• [Records]
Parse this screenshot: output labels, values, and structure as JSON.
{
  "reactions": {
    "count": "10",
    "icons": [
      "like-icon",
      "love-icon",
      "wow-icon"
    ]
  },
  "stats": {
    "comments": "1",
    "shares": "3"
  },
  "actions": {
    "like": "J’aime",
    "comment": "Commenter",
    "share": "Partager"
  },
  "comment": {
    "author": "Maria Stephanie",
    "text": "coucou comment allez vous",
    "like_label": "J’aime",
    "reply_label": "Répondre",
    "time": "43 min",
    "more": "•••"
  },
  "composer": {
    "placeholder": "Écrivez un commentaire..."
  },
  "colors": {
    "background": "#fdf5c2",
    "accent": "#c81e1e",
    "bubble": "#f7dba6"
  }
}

• [What you have to do]
Your task is to repeat the data exactly, with nothing left out.

• [Written solution]
Parse this screenshot: output labels, values, and structure as JSON.
{
  "reactions": {
    "count": "10",
    "icons": [
      "like-icon",
      "love-icon",
      "wow-icon"
    ]
  },
  "stats": {
    "comments": "1",
    "shares": "3"
  },
  "actions": {
    "like": "J’aime",
    "comment": "Commenter",
    "share": "Partager"
  },
  "comment": {
    "author": "Maria Stephanie",
    "text": "coucou comment allez vous",
    "like_label": "J’aime",
    "reply_label": "Répondre",
    "time": "43 min",
    "more": "•••"
  },
  "composer": {
    "placeholder": "Écrivez un commentaire..."
  },
  "colors": {
    "background": "#fdf5c2",
    "accent": "#c81e1e",
    "bubble": "#f7dba6"
  }
}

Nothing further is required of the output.